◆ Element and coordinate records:
______

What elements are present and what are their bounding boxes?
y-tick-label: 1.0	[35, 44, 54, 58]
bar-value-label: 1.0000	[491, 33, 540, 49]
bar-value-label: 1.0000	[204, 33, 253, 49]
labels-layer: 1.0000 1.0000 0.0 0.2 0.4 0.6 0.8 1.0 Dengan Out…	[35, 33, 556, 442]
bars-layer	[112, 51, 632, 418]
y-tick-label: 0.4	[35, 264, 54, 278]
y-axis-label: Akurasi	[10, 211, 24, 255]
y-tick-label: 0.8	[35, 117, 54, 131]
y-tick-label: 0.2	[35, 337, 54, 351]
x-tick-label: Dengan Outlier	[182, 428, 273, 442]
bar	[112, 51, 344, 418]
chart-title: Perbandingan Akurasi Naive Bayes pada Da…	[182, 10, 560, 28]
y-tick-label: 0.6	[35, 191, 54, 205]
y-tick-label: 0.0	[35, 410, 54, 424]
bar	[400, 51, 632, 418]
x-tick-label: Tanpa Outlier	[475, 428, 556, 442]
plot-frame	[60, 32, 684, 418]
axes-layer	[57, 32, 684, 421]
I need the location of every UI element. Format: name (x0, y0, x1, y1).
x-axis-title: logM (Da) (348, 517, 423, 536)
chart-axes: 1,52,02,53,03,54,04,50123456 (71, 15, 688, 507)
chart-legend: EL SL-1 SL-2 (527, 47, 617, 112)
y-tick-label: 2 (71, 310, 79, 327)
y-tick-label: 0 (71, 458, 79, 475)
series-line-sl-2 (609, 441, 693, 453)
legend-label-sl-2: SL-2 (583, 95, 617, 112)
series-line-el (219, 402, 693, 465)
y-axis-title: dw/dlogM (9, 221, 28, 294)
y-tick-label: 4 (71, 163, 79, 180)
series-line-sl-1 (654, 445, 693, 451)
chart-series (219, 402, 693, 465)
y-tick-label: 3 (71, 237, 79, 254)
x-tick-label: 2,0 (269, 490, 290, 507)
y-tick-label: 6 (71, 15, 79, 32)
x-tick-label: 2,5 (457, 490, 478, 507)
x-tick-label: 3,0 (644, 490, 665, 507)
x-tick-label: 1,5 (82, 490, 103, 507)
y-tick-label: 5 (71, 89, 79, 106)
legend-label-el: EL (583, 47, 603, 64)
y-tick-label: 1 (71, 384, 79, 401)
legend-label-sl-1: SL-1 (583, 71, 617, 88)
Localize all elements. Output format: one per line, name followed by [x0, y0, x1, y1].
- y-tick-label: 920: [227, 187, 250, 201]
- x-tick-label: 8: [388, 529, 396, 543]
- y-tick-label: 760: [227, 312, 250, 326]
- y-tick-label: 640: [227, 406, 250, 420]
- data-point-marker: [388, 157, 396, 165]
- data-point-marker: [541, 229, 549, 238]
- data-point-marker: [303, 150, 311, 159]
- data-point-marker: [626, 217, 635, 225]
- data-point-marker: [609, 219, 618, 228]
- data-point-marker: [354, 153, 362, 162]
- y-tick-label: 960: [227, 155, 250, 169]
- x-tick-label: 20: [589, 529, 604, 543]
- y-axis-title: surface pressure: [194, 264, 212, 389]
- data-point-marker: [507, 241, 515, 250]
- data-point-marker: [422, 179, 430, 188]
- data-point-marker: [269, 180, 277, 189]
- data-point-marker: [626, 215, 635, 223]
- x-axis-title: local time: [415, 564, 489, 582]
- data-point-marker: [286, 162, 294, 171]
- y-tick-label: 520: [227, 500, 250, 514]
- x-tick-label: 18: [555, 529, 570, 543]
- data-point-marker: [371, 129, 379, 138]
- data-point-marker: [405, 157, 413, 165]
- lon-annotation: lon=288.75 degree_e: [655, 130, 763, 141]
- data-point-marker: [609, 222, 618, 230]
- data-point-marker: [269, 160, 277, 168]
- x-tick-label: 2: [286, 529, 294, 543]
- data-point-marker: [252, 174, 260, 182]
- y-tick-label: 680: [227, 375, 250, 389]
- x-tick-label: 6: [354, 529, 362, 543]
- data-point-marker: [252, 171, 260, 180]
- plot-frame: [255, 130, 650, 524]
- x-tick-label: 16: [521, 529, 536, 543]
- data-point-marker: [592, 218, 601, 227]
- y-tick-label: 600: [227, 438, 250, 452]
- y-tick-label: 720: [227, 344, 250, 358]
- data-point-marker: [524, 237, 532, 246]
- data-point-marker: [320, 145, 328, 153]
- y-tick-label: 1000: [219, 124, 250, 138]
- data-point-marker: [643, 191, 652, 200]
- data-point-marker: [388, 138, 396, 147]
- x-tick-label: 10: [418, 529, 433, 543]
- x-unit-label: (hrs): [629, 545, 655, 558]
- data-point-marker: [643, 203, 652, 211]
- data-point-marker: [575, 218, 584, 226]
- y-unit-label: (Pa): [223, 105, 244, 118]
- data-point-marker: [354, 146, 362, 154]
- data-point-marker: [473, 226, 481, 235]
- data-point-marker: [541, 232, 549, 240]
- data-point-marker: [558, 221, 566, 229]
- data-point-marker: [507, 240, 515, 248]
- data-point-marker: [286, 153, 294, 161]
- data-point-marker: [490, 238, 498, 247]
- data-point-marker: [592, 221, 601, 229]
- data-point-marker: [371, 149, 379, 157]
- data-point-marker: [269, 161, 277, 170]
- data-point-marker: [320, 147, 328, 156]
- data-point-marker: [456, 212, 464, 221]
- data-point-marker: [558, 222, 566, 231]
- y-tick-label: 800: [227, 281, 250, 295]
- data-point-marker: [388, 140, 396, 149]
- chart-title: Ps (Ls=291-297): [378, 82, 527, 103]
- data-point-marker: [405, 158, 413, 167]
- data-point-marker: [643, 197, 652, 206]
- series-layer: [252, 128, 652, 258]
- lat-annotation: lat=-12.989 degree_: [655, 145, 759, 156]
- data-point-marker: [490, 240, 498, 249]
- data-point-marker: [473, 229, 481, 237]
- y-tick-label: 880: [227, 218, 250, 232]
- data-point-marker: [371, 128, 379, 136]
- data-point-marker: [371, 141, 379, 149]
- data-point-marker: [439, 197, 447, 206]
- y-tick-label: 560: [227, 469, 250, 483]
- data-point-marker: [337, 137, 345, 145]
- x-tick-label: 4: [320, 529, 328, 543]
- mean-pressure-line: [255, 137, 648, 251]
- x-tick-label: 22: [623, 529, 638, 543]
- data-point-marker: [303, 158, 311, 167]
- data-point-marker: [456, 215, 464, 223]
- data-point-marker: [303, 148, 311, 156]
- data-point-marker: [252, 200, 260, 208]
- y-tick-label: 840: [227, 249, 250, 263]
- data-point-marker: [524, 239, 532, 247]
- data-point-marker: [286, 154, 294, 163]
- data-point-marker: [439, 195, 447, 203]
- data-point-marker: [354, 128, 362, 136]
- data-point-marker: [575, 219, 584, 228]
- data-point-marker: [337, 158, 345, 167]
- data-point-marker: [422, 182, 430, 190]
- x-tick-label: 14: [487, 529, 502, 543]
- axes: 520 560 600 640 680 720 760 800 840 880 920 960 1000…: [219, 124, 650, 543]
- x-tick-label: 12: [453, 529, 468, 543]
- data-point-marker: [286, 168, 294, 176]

______

◆ PROMPT: Rewrite the lines from the first one up to and including the line with "y-tick-label: 3 (71, 237, 79, 254)", changing "plot-frame" to "plot-area" and leaving everything else as it is.

◆ ANSWER FOR THE TASK:
What elements are present and what are their bounding boxes?
y-tick-label: 1.0	[35, 44, 54, 58]
bar-value-label: 1.0000	[491, 33, 540, 49]
bar-value-label: 1.0000	[204, 33, 253, 49]
labels-layer: 1.0000 1.0000 0.0 0.2 0.4 0.6 0.8 1.0 Dengan Out…	[35, 33, 556, 442]
bars-layer	[112, 51, 632, 418]
y-tick-label: 0.4	[35, 264, 54, 278]
y-axis-label: Akurasi	[10, 211, 24, 255]
y-tick-label: 0.8	[35, 117, 54, 131]
y-tick-label: 0.2	[35, 337, 54, 351]
x-tick-label: Dengan Outlier	[182, 428, 273, 442]
bar	[112, 51, 344, 418]
chart-title: Perbandingan Akurasi Naive Bayes pada Da…	[182, 10, 560, 28]
y-tick-label: 0.6	[35, 191, 54, 205]
y-tick-label: 0.0	[35, 410, 54, 424]
bar	[400, 51, 632, 418]
x-tick-label: Tanpa Outlier	[475, 428, 556, 442]
plot-area	[60, 32, 684, 418]
axes-layer	[57, 32, 684, 421]
I need the location of every UI element. Format: name (x0, y0, x1, y1).
x-axis-title: logM (Da) (348, 517, 423, 536)
chart-axes: 1,52,02,53,03,54,04,50123456 (71, 15, 688, 507)
chart-legend: EL SL-1 SL-2 (527, 47, 617, 112)
y-tick-label: 2 (71, 310, 79, 327)
y-tick-label: 0 (71, 458, 79, 475)
series-line-sl-2 (609, 441, 693, 453)
legend-label-sl-2: SL-2 (583, 95, 617, 112)
series-line-el (219, 402, 693, 465)
y-axis-title: dw/dlogM (9, 221, 28, 294)
y-tick-label: 4 (71, 163, 79, 180)
series-line-sl-1 (654, 445, 693, 451)
chart-series (219, 402, 693, 465)
y-tick-label: 3 (71, 237, 79, 254)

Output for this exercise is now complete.